§ **WORK INSTRUCTIONS**: What lines of the data include the string "this"? Copy them all.

[Excerpt from a dataset]
--- START ---
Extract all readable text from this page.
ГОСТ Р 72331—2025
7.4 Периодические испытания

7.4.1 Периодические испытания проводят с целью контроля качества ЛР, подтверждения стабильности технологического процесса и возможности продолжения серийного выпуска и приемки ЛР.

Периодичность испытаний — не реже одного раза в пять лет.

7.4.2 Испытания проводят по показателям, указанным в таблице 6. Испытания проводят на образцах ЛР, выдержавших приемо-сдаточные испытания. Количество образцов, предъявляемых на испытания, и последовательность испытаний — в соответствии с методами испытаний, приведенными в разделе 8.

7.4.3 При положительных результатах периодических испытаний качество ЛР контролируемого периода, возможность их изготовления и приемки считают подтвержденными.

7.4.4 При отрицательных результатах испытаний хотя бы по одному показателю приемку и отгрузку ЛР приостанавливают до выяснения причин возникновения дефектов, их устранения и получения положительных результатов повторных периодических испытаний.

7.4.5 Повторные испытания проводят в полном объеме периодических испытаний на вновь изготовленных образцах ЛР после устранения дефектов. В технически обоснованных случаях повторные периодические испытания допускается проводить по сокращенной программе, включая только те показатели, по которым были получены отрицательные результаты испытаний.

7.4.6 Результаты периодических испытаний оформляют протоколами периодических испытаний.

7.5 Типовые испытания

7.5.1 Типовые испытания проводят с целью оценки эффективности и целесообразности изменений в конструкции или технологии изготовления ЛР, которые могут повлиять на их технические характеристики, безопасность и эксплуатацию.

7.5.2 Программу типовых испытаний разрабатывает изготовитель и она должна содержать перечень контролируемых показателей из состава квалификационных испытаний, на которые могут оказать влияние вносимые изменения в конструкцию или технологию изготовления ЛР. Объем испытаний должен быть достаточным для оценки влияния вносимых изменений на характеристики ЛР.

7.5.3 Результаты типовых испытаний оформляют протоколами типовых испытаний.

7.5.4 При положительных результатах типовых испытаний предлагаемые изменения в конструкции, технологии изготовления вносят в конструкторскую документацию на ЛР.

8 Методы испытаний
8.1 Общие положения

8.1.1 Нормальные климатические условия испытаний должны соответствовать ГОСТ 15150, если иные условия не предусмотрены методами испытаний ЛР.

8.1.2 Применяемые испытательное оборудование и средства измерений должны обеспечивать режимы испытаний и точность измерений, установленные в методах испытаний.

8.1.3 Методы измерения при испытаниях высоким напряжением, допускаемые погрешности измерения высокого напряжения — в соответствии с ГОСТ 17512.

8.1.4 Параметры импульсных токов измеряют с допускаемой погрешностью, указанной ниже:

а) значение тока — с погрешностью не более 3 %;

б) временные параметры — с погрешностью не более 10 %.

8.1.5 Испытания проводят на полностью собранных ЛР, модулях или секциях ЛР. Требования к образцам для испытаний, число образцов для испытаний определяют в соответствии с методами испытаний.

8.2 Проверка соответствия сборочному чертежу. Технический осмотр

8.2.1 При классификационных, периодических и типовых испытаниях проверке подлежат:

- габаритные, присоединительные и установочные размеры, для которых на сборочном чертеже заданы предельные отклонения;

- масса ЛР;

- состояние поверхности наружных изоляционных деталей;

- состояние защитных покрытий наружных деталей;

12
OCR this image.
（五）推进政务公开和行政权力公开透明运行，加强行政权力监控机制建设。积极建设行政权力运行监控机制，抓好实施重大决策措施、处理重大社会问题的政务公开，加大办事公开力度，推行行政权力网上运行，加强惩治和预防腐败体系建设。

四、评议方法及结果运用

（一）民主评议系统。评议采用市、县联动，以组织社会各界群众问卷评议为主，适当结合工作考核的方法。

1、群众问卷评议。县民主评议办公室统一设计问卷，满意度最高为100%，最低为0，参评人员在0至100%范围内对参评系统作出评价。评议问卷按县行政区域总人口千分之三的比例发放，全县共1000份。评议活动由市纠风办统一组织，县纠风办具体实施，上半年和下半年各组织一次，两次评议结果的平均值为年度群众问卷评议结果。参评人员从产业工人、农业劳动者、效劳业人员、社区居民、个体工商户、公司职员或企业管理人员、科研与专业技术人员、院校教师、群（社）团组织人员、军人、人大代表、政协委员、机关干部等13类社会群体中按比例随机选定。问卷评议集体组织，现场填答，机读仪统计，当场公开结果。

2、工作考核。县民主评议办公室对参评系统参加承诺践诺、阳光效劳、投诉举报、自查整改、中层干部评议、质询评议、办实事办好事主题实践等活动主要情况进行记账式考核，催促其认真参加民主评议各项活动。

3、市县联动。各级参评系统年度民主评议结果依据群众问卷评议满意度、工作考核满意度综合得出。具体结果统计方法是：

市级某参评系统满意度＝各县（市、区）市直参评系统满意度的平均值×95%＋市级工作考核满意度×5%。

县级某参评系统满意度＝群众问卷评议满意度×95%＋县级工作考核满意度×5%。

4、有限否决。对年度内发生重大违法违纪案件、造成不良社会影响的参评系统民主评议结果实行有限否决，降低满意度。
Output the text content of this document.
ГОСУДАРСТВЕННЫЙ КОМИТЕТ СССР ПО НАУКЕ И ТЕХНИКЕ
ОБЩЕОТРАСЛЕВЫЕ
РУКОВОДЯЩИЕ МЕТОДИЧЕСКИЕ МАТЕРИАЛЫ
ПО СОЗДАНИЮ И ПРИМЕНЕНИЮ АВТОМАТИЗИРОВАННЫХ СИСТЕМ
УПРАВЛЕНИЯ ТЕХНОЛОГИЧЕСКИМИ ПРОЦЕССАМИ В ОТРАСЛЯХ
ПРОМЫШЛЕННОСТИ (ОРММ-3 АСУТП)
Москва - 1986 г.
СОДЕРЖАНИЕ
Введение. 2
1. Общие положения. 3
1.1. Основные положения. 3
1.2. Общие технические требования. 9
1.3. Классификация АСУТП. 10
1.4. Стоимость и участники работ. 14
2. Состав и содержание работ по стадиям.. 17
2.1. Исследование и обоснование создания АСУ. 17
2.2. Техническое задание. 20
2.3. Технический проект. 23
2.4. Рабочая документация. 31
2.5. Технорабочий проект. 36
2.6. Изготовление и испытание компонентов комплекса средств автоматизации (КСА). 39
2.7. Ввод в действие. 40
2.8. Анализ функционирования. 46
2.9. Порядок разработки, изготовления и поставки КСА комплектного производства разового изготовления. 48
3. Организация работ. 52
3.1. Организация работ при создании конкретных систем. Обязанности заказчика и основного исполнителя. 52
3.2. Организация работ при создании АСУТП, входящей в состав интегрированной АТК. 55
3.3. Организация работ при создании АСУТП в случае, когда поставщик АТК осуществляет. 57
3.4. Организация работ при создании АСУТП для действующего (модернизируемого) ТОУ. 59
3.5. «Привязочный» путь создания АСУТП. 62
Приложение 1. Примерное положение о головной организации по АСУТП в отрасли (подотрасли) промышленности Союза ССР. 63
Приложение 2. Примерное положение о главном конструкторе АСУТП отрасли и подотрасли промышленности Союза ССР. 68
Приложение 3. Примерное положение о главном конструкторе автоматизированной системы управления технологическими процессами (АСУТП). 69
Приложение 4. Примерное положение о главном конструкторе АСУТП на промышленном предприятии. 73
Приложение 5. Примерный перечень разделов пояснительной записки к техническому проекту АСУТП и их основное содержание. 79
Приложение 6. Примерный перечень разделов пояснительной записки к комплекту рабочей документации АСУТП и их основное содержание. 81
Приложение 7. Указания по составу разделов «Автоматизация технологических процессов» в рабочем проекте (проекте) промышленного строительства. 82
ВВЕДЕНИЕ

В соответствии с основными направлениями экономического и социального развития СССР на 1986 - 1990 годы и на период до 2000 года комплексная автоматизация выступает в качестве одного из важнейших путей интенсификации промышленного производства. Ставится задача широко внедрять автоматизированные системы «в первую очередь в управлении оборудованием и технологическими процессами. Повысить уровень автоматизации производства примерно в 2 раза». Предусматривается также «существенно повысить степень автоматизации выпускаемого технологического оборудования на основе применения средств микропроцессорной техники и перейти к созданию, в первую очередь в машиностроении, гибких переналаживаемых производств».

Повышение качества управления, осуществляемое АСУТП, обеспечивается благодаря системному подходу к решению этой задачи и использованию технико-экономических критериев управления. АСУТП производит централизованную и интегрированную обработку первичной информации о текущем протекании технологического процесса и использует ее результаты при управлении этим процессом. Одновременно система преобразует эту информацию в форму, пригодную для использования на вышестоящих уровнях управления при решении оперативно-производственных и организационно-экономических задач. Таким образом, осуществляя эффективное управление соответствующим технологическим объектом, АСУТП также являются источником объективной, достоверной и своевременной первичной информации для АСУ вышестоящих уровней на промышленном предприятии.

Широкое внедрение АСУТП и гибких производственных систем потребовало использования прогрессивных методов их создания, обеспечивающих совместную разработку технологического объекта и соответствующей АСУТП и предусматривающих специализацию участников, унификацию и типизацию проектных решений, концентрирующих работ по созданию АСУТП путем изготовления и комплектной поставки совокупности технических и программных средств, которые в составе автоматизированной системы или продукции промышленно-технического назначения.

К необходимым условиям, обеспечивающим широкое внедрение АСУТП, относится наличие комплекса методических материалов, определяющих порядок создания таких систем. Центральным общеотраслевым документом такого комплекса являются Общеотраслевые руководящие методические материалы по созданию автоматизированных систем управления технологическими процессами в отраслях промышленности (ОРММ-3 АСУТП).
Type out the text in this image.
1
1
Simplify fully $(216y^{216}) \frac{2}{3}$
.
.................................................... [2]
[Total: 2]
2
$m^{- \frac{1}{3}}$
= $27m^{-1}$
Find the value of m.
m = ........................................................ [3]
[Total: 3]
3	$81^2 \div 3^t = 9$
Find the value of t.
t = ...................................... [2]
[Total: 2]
--- END ---
§ **OUTPUT**:
Extract all readable text from this page.
OCR this image.
Output the text content of this document.
Type out the text in this image.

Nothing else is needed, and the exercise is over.